## EXERCISE OBJECTIVE
Retype all of the data exactly as given.

## PROVIDED RECORDS

☆ ☆ ☆ ☆

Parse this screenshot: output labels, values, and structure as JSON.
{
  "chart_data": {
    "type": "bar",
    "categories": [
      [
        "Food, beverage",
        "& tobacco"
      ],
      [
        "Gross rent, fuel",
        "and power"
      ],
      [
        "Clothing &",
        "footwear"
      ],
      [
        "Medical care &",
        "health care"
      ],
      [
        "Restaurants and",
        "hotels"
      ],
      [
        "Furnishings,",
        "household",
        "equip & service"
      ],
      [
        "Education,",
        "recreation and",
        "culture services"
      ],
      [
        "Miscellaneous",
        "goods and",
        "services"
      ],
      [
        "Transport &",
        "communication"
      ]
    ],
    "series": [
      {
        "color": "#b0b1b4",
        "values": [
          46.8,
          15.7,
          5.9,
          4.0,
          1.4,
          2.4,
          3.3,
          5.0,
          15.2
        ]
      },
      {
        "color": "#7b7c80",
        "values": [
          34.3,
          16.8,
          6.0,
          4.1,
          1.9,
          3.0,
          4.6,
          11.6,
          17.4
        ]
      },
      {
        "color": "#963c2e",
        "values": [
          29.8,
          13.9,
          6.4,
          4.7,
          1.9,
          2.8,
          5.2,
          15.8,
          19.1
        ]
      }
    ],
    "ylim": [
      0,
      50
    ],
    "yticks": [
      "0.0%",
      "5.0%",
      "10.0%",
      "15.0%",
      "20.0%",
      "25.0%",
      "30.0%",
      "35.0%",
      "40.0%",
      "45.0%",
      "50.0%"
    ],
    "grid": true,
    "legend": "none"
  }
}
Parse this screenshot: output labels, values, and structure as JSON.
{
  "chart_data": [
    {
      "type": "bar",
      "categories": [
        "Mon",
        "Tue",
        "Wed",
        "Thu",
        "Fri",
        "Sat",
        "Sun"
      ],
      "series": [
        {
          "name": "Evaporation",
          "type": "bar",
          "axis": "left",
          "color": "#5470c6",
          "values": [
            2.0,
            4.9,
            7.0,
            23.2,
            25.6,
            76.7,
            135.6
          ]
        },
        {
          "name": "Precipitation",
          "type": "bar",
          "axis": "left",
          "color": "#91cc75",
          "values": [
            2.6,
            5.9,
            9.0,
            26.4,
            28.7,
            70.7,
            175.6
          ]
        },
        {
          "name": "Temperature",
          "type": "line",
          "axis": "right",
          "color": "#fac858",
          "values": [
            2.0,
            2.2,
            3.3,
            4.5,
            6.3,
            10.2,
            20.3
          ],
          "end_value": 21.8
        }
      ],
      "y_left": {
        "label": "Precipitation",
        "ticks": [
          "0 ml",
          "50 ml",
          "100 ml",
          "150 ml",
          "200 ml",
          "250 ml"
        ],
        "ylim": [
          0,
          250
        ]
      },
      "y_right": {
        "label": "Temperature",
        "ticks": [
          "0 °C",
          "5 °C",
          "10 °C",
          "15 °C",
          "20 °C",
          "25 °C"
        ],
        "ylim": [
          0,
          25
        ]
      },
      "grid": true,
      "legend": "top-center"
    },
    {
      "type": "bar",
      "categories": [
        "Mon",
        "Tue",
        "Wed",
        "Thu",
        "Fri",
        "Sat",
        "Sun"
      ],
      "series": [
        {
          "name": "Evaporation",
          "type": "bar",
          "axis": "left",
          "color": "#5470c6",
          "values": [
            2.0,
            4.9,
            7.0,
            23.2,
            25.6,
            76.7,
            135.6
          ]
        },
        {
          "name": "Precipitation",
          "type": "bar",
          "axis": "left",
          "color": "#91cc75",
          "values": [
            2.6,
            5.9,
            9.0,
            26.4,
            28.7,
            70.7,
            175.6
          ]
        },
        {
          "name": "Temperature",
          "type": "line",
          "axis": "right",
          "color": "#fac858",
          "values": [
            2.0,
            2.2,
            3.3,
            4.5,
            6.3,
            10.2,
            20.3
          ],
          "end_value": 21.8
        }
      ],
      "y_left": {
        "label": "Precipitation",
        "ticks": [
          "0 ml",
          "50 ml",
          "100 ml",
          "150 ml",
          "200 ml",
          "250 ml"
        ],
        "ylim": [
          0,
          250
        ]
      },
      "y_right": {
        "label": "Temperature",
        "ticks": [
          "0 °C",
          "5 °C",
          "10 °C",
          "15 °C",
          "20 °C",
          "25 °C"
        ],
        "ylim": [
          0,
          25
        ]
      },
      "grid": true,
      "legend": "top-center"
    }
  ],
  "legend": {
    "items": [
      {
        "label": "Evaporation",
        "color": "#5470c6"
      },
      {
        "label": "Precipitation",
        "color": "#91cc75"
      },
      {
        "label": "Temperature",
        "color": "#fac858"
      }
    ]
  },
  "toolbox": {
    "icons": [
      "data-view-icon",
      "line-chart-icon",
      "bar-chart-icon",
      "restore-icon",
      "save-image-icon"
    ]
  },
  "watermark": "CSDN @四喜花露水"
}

☆ ☆ ☆ ☆

## WRITTEN SOLUTION
Parse this screenshot: output labels, values, and structure as JSON.
{
  "chart_data": {
    "type": "bar",
    "categories": [
      [
        "Food, beverage",
        "& tobacco"
      ],
      [
        "Gross rent, fuel",
        "and power"
      ],
      [
        "Clothing &",
        "footwear"
      ],
      [
        "Medical care &",
        "health care"
      ],
      [
        "Restaurants and",
        "hotels"
      ],
      [
        "Furnishings,",
        "household",
        "equip & service"
      ],
      [
        "Education,",
        "recreation and",
        "culture services"
      ],
      [
        "Miscellaneous",
        "goods and",
        "services"
      ],
      [
        "Transport &",
        "communication"
      ]
    ],
    "series": [
      {
        "color": "#b0b1b4",
        "values": [
          46.8,
          15.7,
          5.9,
          4.0,
          1.4,
          2.4,
          3.3,
          5.0,
          15.2
        ]
      },
      {
        "color": "#7b7c80",
        "values": [
          34.3,
          16.8,
          6.0,
          4.1,
          1.9,
          3.0,
          4.6,
          11.6,
          17.4
        ]
      },
      {
        "color": "#963c2e",
        "values": [
          29.8,
          13.9,
          6.4,
          4.7,
          1.9,
          2.8,
          5.2,
          15.8,
          19.1
        ]
      }
    ],
    "ylim": [
      0,
      50
    ],
    "yticks": [
      "0.0%",
      "5.0%",
      "10.0%",
      "15.0%",
      "20.0%",
      "25.0%",
      "30.0%",
      "35.0%",
      "40.0%",
      "45.0%",
      "50.0%"
    ],
    "grid": true,
    "legend": "none"
  }
}
Parse this screenshot: output labels, values, and structure as JSON.
{
  "chart_data": [
    {
      "type": "bar",
      "categories": [
        "Mon",
        "Tue",
        "Wed",
        "Thu",
        "Fri",
        "Sat",
        "Sun"
      ],
      "series": [
        {
          "name": "Evaporation",
          "type": "bar",
          "axis": "left",
          "color": "#5470c6",
          "values": [
            2.0,
            4.9,
            7.0,
            23.2,
            25.6,
            76.7,
            135.6
          ]
        },
        {
          "name": "Precipitation",
          "type": "bar",
          "axis": "left",
          "color": "#91cc75",
          "values": [
            2.6,
            5.9,
            9.0,
            26.4,
            28.7,
            70.7,
            175.6
          ]
        },
        {
          "name": "Temperature",
          "type": "line",
          "axis": "right",
          "color": "#fac858",
          "values": [
            2.0,
            2.2,
            3.3,
            4.5,
            6.3,
            10.2,
            20.3
          ],
          "end_value": 21.8
        }
      ],
      "y_left": {
        "label": "Precipitation",
        "ticks": [
          "0 ml",
          "50 ml",
          "100 ml",
          "150 ml",
          "200 ml",
          "250 ml"
        ],
        "ylim": [
          0,
          250
        ]
      },
      "y_right": {
        "label": "Temperature",
        "ticks": [
          "0 °C",
          "5 °C",
          "10 °C",
          "15 °C",
          "20 °C",
          "25 °C"
        ],
        "ylim": [
          0,
          25
        ]
      },
      "grid": true,
      "legend": "top-center"
    },
    {
      "type": "bar",
      "categories": [
        "Mon",
        "Tue",
        "Wed",
        "Thu",
        "Fri",
        "Sat",
        "Sun"
      ],
      "series": [
        {
          "name": "Evaporation",
          "type": "bar",
          "axis": "left",
          "color": "#5470c6",
          "values": [
            2.0,
            4.9,
            7.0,
            23.2,
            25.6,
            76.7,
            135.6
          ]
        },
        {
          "name": "Precipitation",
          "type": "bar",
          "axis": "left",
          "color": "#91cc75",
          "values": [
            2.6,
            5.9,
            9.0,
            26.4,
            28.7,
            70.7,
            175.6
          ]
        },
        {
          "name": "Temperature",
          "type": "line",
          "axis": "right",
          "color": "#fac858",
          "values": [
            2.0,
            2.2,
            3.3,
            4.5,
            6.3,
            10.2,
            20.3
          ],
          "end_value": 21.8
        }
      ],
      "y_left": {
        "label": "Precipitation",
        "ticks": [
          "0 ml",
          "50 ml",
          "100 ml",
          "150 ml",
          "200 ml",
          "250 ml"
        ],
        "ylim": [
          0,
          250
        ]
      },
      "y_right": {
        "label": "Temperature",
        "ticks": [
          "0 °C",
          "5 °C",
          "10 °C",
          "15 °C",
          "20 °C",
          "25 °C"
        ],
        "ylim": [
          0,
          25
        ]
      },
      "grid": true,
      "legend": "top-center"
    }
  ],
  "legend": {
    "items": [
      {
        "label": "Evaporation",
        "color": "#5470c6"
      },
      {
        "label": "Precipitation",
        "color": "#91cc75"
      },
      {
        "label": "Temperature",
        "color": "#fac858"
      }
    ]
  },
  "toolbox": {
    "icons": [
      "data-view-icon",
      "line-chart-icon",
      "bar-chart-icon",
      "restore-icon",
      "save-image-icon"
    ]
  },
  "watermark": "CSDN @四喜花露水"
}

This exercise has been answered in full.